[Items from a figure collection]
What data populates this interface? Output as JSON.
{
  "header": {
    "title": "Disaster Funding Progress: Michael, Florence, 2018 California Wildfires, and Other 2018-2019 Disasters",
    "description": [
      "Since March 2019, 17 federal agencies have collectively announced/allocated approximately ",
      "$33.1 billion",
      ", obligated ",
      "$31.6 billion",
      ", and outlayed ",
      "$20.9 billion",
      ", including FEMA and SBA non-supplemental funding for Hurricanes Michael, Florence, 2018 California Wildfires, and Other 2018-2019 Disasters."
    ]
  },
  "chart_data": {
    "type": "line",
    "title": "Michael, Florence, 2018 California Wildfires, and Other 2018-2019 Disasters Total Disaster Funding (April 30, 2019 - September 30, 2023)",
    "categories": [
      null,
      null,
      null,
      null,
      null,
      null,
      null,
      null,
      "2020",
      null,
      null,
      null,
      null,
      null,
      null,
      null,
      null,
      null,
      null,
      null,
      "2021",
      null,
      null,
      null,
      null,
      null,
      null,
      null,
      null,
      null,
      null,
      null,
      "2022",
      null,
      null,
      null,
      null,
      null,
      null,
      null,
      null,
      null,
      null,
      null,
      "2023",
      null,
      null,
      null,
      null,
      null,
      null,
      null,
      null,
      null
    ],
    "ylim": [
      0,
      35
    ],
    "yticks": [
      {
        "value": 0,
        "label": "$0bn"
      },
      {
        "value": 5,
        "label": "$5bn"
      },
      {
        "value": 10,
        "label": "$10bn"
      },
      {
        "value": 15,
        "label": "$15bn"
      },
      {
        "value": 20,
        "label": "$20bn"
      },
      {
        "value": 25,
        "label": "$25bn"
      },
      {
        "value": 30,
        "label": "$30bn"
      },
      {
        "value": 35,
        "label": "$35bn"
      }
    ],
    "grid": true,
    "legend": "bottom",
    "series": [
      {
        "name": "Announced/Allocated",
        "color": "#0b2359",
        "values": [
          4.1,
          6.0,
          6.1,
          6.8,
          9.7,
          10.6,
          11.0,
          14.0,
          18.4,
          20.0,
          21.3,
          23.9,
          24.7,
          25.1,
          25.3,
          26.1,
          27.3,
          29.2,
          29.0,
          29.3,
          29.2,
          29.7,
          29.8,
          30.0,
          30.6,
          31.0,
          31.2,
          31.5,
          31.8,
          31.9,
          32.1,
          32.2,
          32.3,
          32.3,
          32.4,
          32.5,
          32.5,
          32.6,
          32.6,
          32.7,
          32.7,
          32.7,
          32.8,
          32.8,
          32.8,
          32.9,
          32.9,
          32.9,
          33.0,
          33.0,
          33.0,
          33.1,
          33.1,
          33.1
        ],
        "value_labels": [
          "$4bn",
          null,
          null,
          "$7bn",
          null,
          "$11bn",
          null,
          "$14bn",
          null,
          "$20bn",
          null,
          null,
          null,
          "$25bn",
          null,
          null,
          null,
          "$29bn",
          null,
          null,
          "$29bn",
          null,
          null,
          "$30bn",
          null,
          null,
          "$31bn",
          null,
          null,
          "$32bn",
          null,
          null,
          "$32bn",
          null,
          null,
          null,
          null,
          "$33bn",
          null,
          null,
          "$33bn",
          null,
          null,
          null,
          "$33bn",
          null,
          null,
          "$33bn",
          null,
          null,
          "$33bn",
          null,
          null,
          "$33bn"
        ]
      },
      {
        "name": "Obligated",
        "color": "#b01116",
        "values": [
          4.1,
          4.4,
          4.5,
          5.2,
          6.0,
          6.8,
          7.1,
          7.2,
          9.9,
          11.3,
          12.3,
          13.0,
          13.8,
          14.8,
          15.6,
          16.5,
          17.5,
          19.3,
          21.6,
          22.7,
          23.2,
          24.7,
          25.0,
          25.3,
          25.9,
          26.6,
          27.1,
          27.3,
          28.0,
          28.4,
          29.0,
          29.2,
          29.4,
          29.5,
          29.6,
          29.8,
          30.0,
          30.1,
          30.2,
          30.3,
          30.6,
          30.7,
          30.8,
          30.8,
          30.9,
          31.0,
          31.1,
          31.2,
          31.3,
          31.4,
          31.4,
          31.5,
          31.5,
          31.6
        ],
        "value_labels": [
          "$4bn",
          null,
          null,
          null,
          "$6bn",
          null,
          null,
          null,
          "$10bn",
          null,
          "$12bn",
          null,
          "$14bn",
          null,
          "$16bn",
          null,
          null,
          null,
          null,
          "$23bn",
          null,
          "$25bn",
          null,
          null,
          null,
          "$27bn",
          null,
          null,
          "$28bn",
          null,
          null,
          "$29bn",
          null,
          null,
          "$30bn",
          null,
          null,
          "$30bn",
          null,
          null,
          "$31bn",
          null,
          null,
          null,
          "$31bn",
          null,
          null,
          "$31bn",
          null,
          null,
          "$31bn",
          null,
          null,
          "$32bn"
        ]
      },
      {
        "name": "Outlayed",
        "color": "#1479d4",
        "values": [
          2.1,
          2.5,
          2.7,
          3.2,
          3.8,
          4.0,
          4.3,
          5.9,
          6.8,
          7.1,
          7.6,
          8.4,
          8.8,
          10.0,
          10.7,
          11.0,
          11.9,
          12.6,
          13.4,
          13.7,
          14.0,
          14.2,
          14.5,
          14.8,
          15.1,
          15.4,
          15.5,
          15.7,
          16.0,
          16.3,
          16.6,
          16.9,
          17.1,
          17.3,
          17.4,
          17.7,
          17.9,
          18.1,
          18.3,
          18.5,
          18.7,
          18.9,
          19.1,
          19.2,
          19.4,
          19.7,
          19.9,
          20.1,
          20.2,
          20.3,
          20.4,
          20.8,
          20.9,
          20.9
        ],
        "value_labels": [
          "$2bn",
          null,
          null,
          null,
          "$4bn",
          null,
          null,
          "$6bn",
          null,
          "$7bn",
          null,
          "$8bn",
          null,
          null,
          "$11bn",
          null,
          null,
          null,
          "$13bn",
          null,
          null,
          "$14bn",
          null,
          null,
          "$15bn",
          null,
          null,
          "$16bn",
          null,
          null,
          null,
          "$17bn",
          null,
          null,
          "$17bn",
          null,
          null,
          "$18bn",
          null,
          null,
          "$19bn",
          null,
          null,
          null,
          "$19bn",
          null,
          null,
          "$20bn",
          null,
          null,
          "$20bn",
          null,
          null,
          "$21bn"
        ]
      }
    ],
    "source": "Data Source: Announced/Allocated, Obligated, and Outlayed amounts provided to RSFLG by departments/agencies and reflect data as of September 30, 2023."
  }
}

Stated task:
Extract all of the data shown above without alteration.

The result:
What data populates this interface? Output as JSON.
{
  "header": {
    "title": "Disaster Funding Progress: Michael, Florence, 2018 California Wildfires, and Other 2018-2019 Disasters",
    "description": [
      "Since March 2019, 17 federal agencies have collectively announced/allocated approximately ",
      "$33.1 billion",
      ", obligated ",
      "$31.6 billion",
      ", and outlayed ",
      "$20.9 billion",
      ", including FEMA and SBA non-supplemental funding for Hurricanes Michael, Florence, 2018 California Wildfires, and Other 2018-2019 Disasters."
    ]
  },
  "chart_data": {
    "type": "line",
    "title": "Michael, Florence, 2018 California Wildfires, and Other 2018-2019 Disasters Total Disaster Funding (April 30, 2019 - September 30, 2023)",
    "categories": [
      null,
      null,
      null,
      null,
      null,
      null,
      null,
      null,
      "2020",
      null,
      null,
      null,
      null,
      null,
      null,
      null,
      null,
      null,
      null,
      null,
      "2021",
      null,
      null,
      null,
      null,
      null,
      null,
      null,
      null,
      null,
      null,
      null,
      "2022",
      null,
      null,
      null,
      null,
      null,
      null,
      null,
      null,
      null,
      null,
      null,
      "2023",
      null,
      null,
      null,
      null,
      null,
      null,
      null,
      null,
      null
    ],
    "ylim": [
      0,
      35
    ],
    "yticks": [
      {
        "value": 0,
        "label": "$0bn"
      },
      {
        "value": 5,
        "label": "$5bn"
      },
      {
        "value": 10,
        "label": "$10bn"
      },
      {
        "value": 15,
        "label": "$15bn"
      },
      {
        "value": 20,
        "label": "$20bn"
      },
      {
        "value": 25,
        "label": "$25bn"
      },
      {
        "value": 30,
        "label": "$30bn"
      },
      {
        "value": 35,
        "label": "$35bn"
      }
    ],
    "grid": true,
    "legend": "bottom",
    "series": [
      {
        "name": "Announced/Allocated",
        "color": "#0b2359",
        "values": [
          4.1,
          6.0,
          6.1,
          6.8,
          9.7,
          10.6,
          11.0,
          14.0,
          18.4,
          20.0,
          21.3,
          23.9,
          24.7,
          25.1,
          25.3,
          26.1,
          27.3,
          29.2,
          29.0,
          29.3,
          29.2,
          29.7,
          29.8,
          30.0,
          30.6,
          31.0,
          31.2,
          31.5,
          31.8,
          31.9,
          32.1,
          32.2,
          32.3,
          32.3,
          32.4,
          32.5,
          32.5,
          32.6,
          32.6,
          32.7,
          32.7,
          32.7,
          32.8,
          32.8,
          32.8,
          32.9,
          32.9,
          32.9,
          33.0,
          33.0,
          33.0,
          33.1,
          33.1,
          33.1
        ],
        "value_labels": [
          "$4bn",
          null,
          null,
          "$7bn",
          null,
          "$11bn",
          null,
          "$14bn",
          null,
          "$20bn",
          null,
          null,
          null,
          "$25bn",
          null,
          null,
          null,
          "$29bn",
          null,
          null,
          "$29bn",
          null,
          null,
          "$30bn",
          null,
          null,
          "$31bn",
          null,
          null,
          "$32bn",
          null,
          null,
          "$32bn",
          null,
          null,
          null,
          null,
          "$33bn",
          null,
          null,
          "$33bn",
          null,
          null,
          null,
          "$33bn",
          null,
          null,
          "$33bn",
          null,
          null,
          "$33bn",
          null,
          null,
          "$33bn"
        ]
      },
      {
        "name": "Obligated",
        "color": "#b01116",
        "values": [
          4.1,
          4.4,
          4.5,
          5.2,
          6.0,
          6.8,
          7.1,
          7.2,
          9.9,
          11.3,
          12.3,
          13.0,
          13.8,
          14.8,
          15.6,
          16.5,
          17.5,
          19.3,
          21.6,
          22.7,
          23.2,
          24.7,
          25.0,
          25.3,
          25.9,
          26.6,
          27.1,
          27.3,
          28.0,
          28.4,
          29.0,
          29.2,
          29.4,
          29.5,
          29.6,
          29.8,
          30.0,
          30.1,
          30.2,
          30.3,
          30.6,
          30.7,
          30.8,
          30.8,
          30.9,
          31.0,
          31.1,
          31.2,
          31.3,
          31.4,
          31.4,
          31.5,
          31.5,
          31.6
        ],
        "value_labels": [
          "$4bn",
          null,
          null,
          null,
          "$6bn",
          null,
          null,
          null,
          "$10bn",
          null,
          "$12bn",
          null,
          "$14bn",
          null,
          "$16bn",
          null,
          null,
          null,
          null,
          "$23bn",
          null,
          "$25bn",
          null,
          null,
          null,
          "$27bn",
          null,
          null,
          "$28bn",
          null,
          null,
          "$29bn",
          null,
          null,
          "$30bn",
          null,
          null,
          "$30bn",
          null,
          null,
          "$31bn",
          null,
          null,
          null,
          "$31bn",
          null,
          null,
          "$31bn",
          null,
          null,
          "$31bn",
          null,
          null,
          "$32bn"
        ]
      },
      {
        "name": "Outlayed",
        "color": "#1479d4",
        "values": [
          2.1,
          2.5,
          2.7,
          3.2,
          3.8,
          4.0,
          4.3,
          5.9,
          6.8,
          7.1,
          7.6,
          8.4,
          8.8,
          10.0,
          10.7,
          11.0,
          11.9,
          12.6,
          13.4,
          13.7,
          14.0,
          14.2,
          14.5,
          14.8,
          15.1,
          15.4,
          15.5,
          15.7,
          16.0,
          16.3,
          16.6,
          16.9,
          17.1,
          17.3,
          17.4,
          17.7,
          17.9,
          18.1,
          18.3,
          18.5,
          18.7,
          18.9,
          19.1,
          19.2,
          19.4,
          19.7,
          19.9,
          20.1,
          20.2,
          20.3,
          20.4,
          20.8,
          20.9,
          20.9
        ],
        "value_labels": [
          "$2bn",
          null,
          null,
          null,
          "$4bn",
          null,
          null,
          "$6bn",
          null,
          "$7bn",
          null,
          "$8bn",
          null,
          null,
          "$11bn",
          null,
          null,
          null,
          "$13bn",
          null,
          null,
          "$14bn",
          null,
          null,
          "$15bn",
          null,
          null,
          "$16bn",
          null,
          null,
          null,
          "$17bn",
          null,
          null,
          "$17bn",
          null,
          null,
          "$18bn",
          null,
          null,
          "$19bn",
          null,
          null,
          null,
          "$19bn",
          null,
          null,
          "$20bn",
          null,
          null,
          "$20bn",
          null,
          null,
          "$21bn"
        ]
      }
    ],
    "source": "Data Source: Announced/Allocated, Obligated, and Outlayed amounts provided to RSFLG by departments/agencies and reflect data as of September 30, 2023."
  }
}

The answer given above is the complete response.